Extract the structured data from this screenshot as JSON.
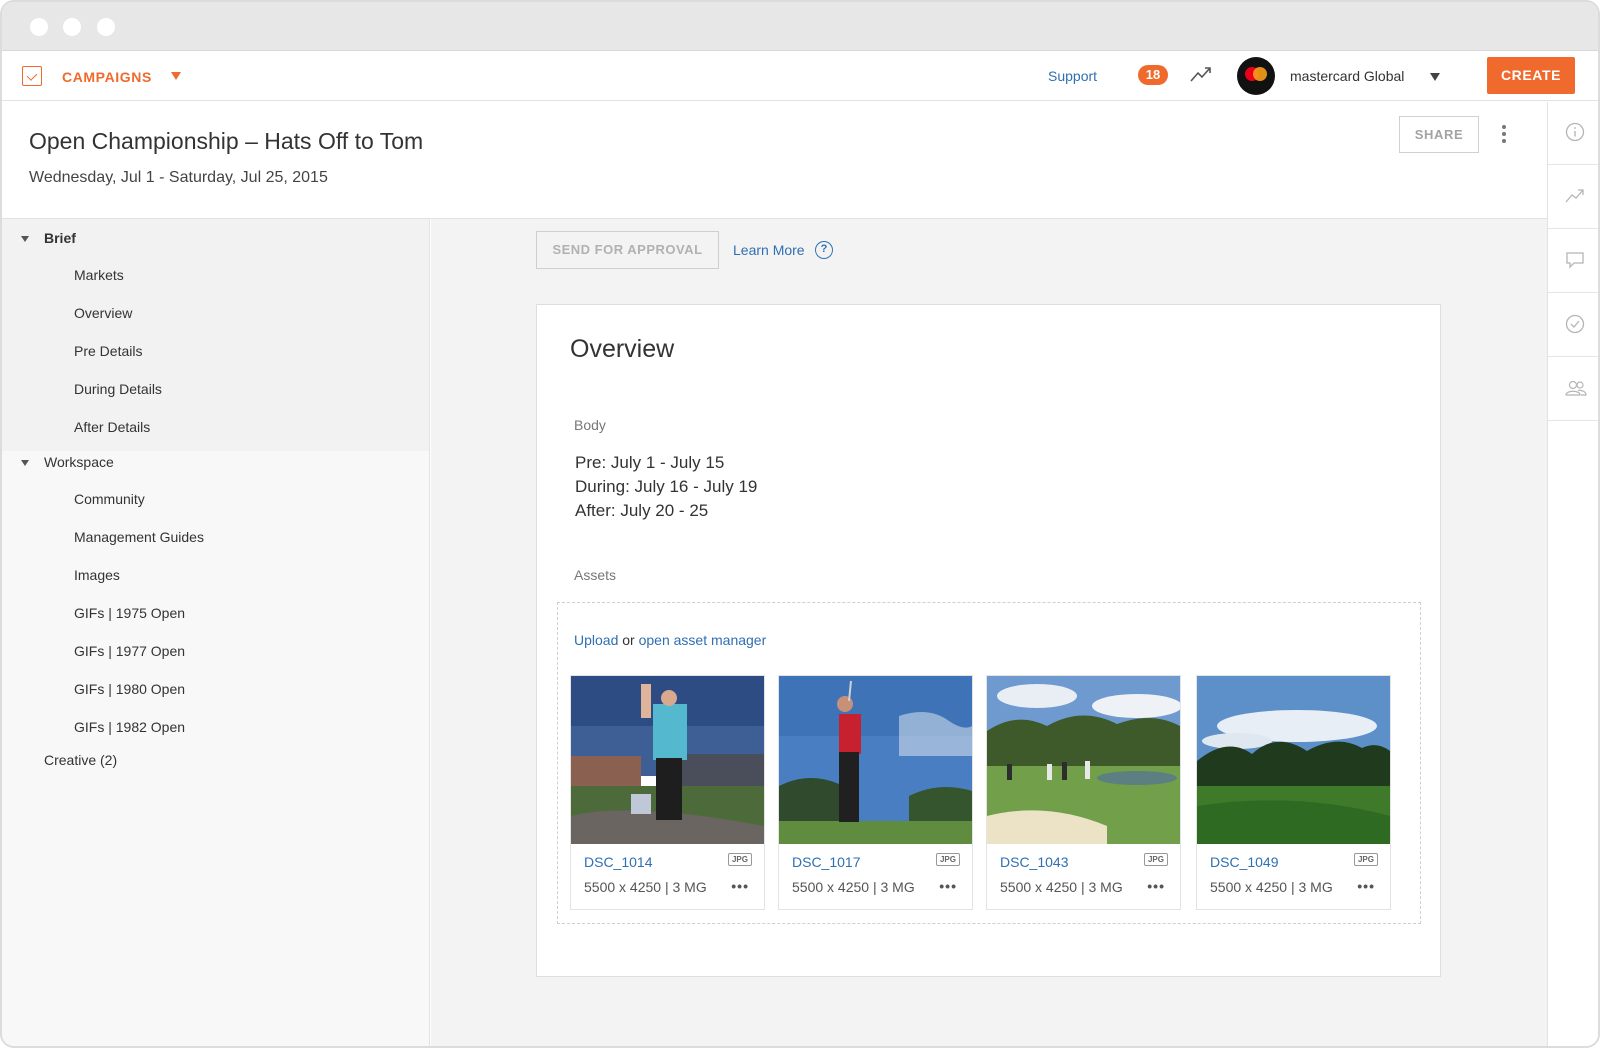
{
  "topbar": {
    "app_section": "CAMPAIGNS",
    "support_label": "Support",
    "notification_count": "18",
    "account_name": "mastercard Global",
    "create_label": "CREATE",
    "accent_color": "#ef6a2c"
  },
  "header": {
    "title": "Open Championship – Hats Off to Tom",
    "dates": "Wednesday, Jul 1 - Saturday, Jul 25, 2015",
    "share_label": "SHARE"
  },
  "right_rail": {
    "icons": [
      "info-icon",
      "trend-icon",
      "comment-icon",
      "check-circle-icon",
      "people-icon"
    ]
  },
  "sidebar": {
    "sections": [
      {
        "label": "Brief",
        "items": [
          "Markets",
          "Overview",
          "Pre Details",
          "During Details",
          "After Details"
        ]
      },
      {
        "label": "Workspace",
        "items": [
          "Community",
          "Management Guides",
          "Images",
          "GIFs | 1975 Open",
          "GIFs | 1977 Open",
          "GIFs | 1980 Open",
          "GIFs | 1982 Open"
        ]
      },
      {
        "label": "Creative (2)",
        "items": []
      }
    ]
  },
  "main": {
    "send_label": "SEND FOR APPROVAL",
    "learn_more": "Learn More",
    "card": {
      "title": "Overview",
      "body_label": "Body",
      "body_lines": [
        "Pre: July 1 - July 15",
        "During: July 16 - July 19",
        "After: July 20 - 25"
      ],
      "assets_label": "Assets",
      "upload": "Upload",
      "or": "or",
      "asset_manager": "open asset manager",
      "assets": [
        {
          "name": "DSC_1014",
          "type": "JPG",
          "dims": "5500 x 4250 | 3 MG"
        },
        {
          "name": "DSC_1017",
          "type": "JPG",
          "dims": "5500 x 4250 | 3 MG"
        },
        {
          "name": "DSC_1043",
          "type": "JPG",
          "dims": "5500 x 4250 | 3 MG"
        },
        {
          "name": "DSC_1049",
          "type": "JPG",
          "dims": "5500 x 4250 | 3 MG"
        }
      ]
    }
  }
}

--- TASK OBJECTIVE ---
Copy the material above exactly and drop the pictures.

--- FINAL ANSWER ---
Extract the structured data from this screenshot as JSON.
{
  "topbar": {
    "app_section": "CAMPAIGNS",
    "support_label": "Support",
    "notification_count": "18",
    "account_name": "mastercard Global",
    "create_label": "CREATE",
    "accent_color": "#ef6a2c"
  },
  "header": {
    "title": "Open Championship – Hats Off to Tom",
    "dates": "Wednesday, Jul 1 - Saturday, Jul 25, 2015",
    "share_label": "SHARE"
  },
  "right_rail": {
    "icons": [
      "info-icon",
      "trend-icon",
      "comment-icon",
      "check-circle-icon",
      "people-icon"
    ]
  },
  "sidebar": {
    "sections": [
      {
        "label": "Brief",
        "items": [
          "Markets",
          "Overview",
          "Pre Details",
          "During Details",
          "After Details"
        ]
      },
      {
        "label": "Workspace",
        "items": [
          "Community",
          "Management Guides",
          "Images",
          "GIFs | 1975 Open",
          "GIFs | 1977 Open",
          "GIFs | 1980 Open",
          "GIFs | 1982 Open"
        ]
      },
      {
        "label": "Creative (2)",
        "items": []
      }
    ]
  },
  "main": {
    "send_label": "SEND FOR APPROVAL",
    "learn_more": "Learn More",
    "card": {
      "title": "Overview",
      "body_label": "Body",
      "body_lines": [
        "Pre: July 1 - July 15",
        "During: July 16 - July 19",
        "After: July 20 - 25"
      ],
      "assets_label": "Assets",
      "upload": "Upload",
      "or": "or",
      "asset_manager": "open asset manager",
      "assets": [
        {
          "name": "DSC_1014",
          "type": "JPG",
          "dims": "5500 x 4250 | 3 MG"
        },
        {
          "name": "DSC_1017",
          "type": "JPG",
          "dims": "5500 x 4250 | 3 MG"
        },
        {
          "name": "DSC_1043",
          "type": "JPG",
          "dims": "5500 x 4250 | 3 MG"
        },
        {
          "name": "DSC_1049",
          "type": "JPG",
          "dims": "5500 x 4250 | 3 MG"
        }
      ]
    }
  }
}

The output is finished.